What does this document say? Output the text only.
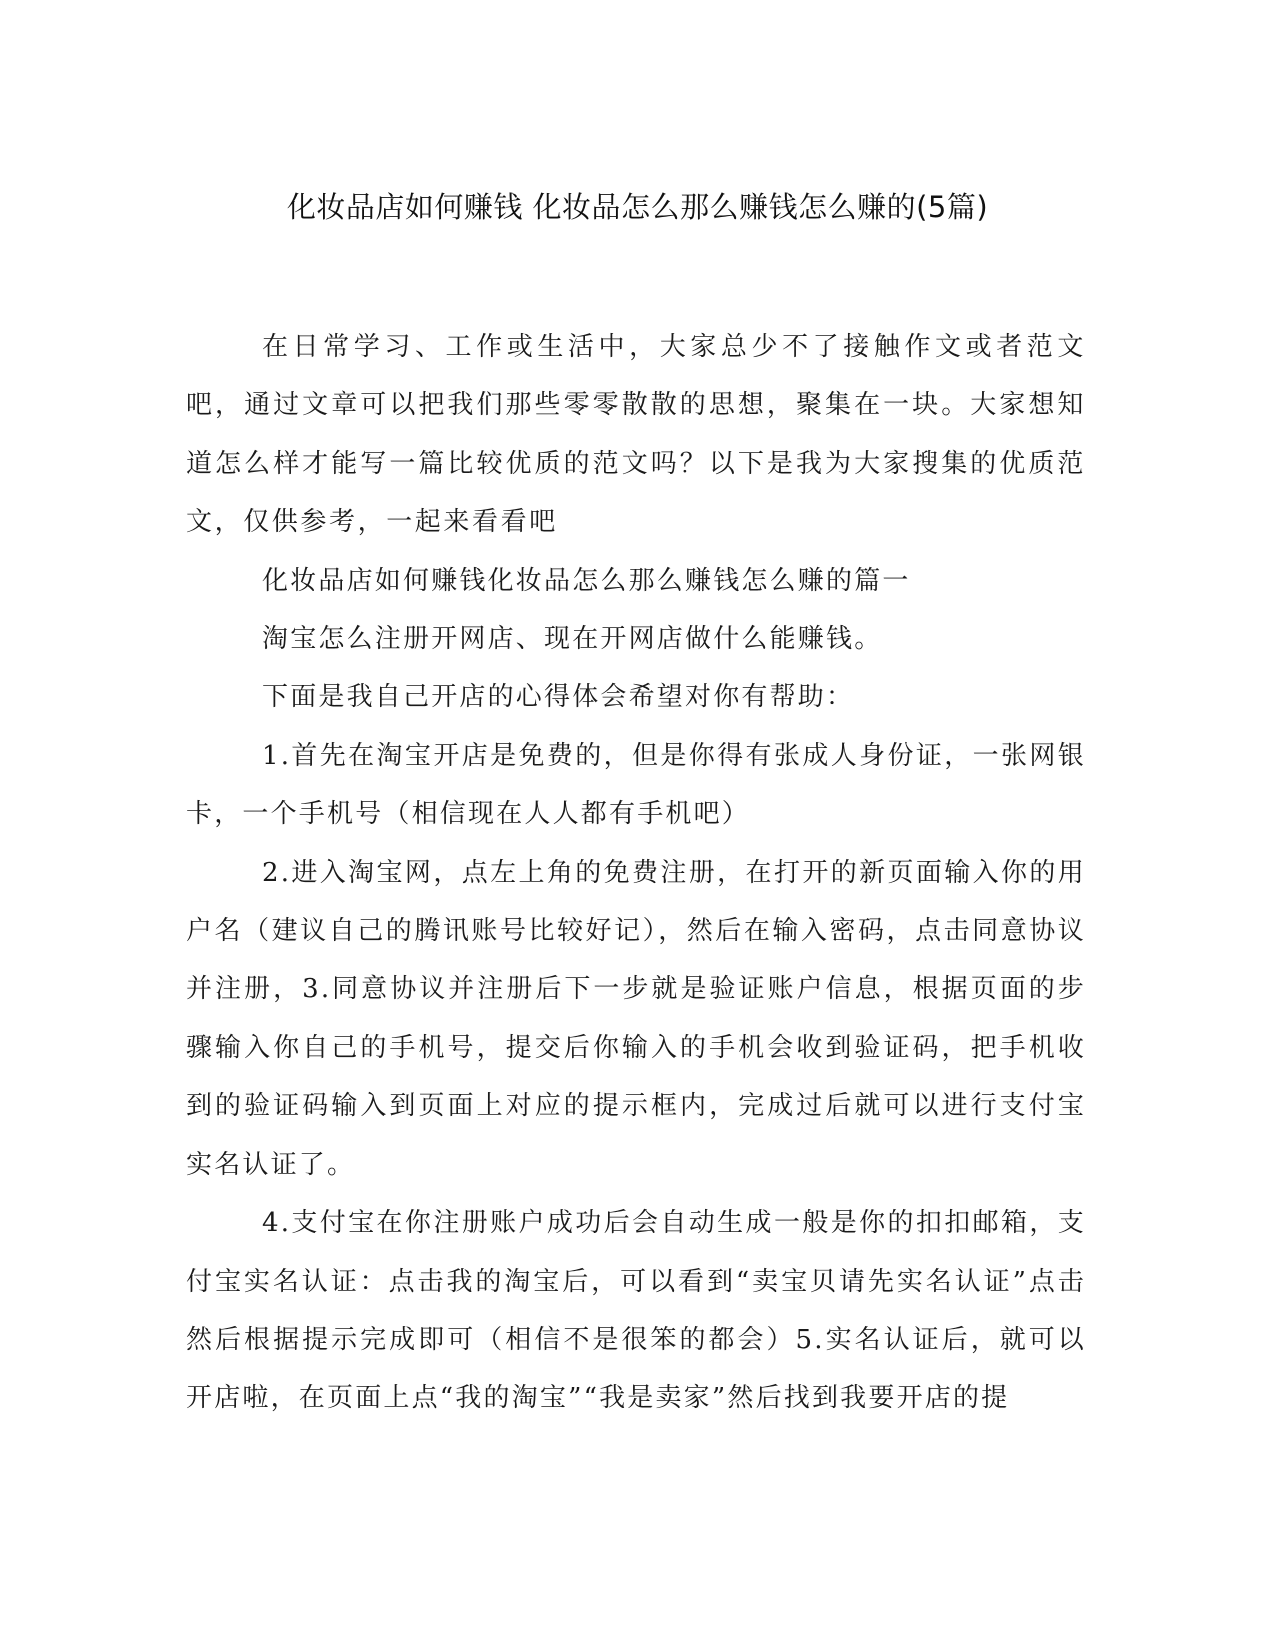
化妆品店如何赚钱 化妆品怎么那么赚钱怎么赚的(5篇)

在日常学习、工作或生活中，大家总少不了接触作文或者范文吧，通过文章可以把我们那些零零散散的思想，聚集在一块。大家想知道怎么样才能写一篇比较优质的范文吗？以下是我为大家搜集的优质范文，仅供参考，一起来看看吧

化妆品店如何赚钱化妆品怎么那么赚钱怎么赚的篇一

淘宝怎么注册开网店、现在开网店做什么能赚钱。

下面是我自己开店的心得体会希望对你有帮助：

1.首先在淘宝开店是免费的，但是你得有张成人身份证，一张网银卡，一个手机号（相信现在人人都有手机吧）

2.进入淘宝网，点左上角的免费注册，在打开的新页面输入你的用户名（建议自己的腾讯账号比较好记），然后在输入密码，点击同意协议并注册，3.同意协议并注册后下一步就是验证账户信息，根据页面的步骤输入你自己的手机号，提交后你输入的手机会收到验证码，把手机收到的验证码输入到页面上对应的提示框内，完成过后就可以进行支付宝实名认证了。

4.支付宝在你注册账户成功后会自动生成一般是你的扣扣邮箱，支付宝实名认证：点击我的淘宝后，可以看到“卖宝贝请先实名认证”点击然后根据提示完成即可（相信不是很笨的都会）5.实名认证后，就可以开店啦，在页面上点“我的淘宝”“我是卖家”然后找到我要开店的提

Stated goal —
Make an exact copy of the records above, with the pictures left out.

Final answer —
What does this document say? Output the text only.
化妆品店如何赚钱 化妆品怎么那么赚钱怎么赚的(5篇)

在日常学习、工作或生活中，大家总少不了接触作文或者范文吧，通过文章可以把我们那些零零散散的思想，聚集在一块。大家想知道怎么样才能写一篇比较优质的范文吗？以下是我为大家搜集的优质范文，仅供参考，一起来看看吧

化妆品店如何赚钱化妆品怎么那么赚钱怎么赚的篇一

淘宝怎么注册开网店、现在开网店做什么能赚钱。

下面是我自己开店的心得体会希望对你有帮助：

1.首先在淘宝开店是免费的，但是你得有张成人身份证，一张网银卡，一个手机号（相信现在人人都有手机吧）

2.进入淘宝网，点左上角的免费注册，在打开的新页面输入你的用户名（建议自己的腾讯账号比较好记），然后在输入密码，点击同意协议并注册，3.同意协议并注册后下一步就是验证账户信息，根据页面的步骤输入你自己的手机号，提交后你输入的手机会收到验证码，把手机收到的验证码输入到页面上对应的提示框内，完成过后就可以进行支付宝实名认证了。

4.支付宝在你注册账户成功后会自动生成一般是你的扣扣邮箱，支付宝实名认证：点击我的淘宝后，可以看到“卖宝贝请先实名认证”点击然后根据提示完成即可（相信不是很笨的都会）5.实名认证后，就可以开店啦，在页面上点“我的淘宝”“我是卖家”然后找到我要开店的提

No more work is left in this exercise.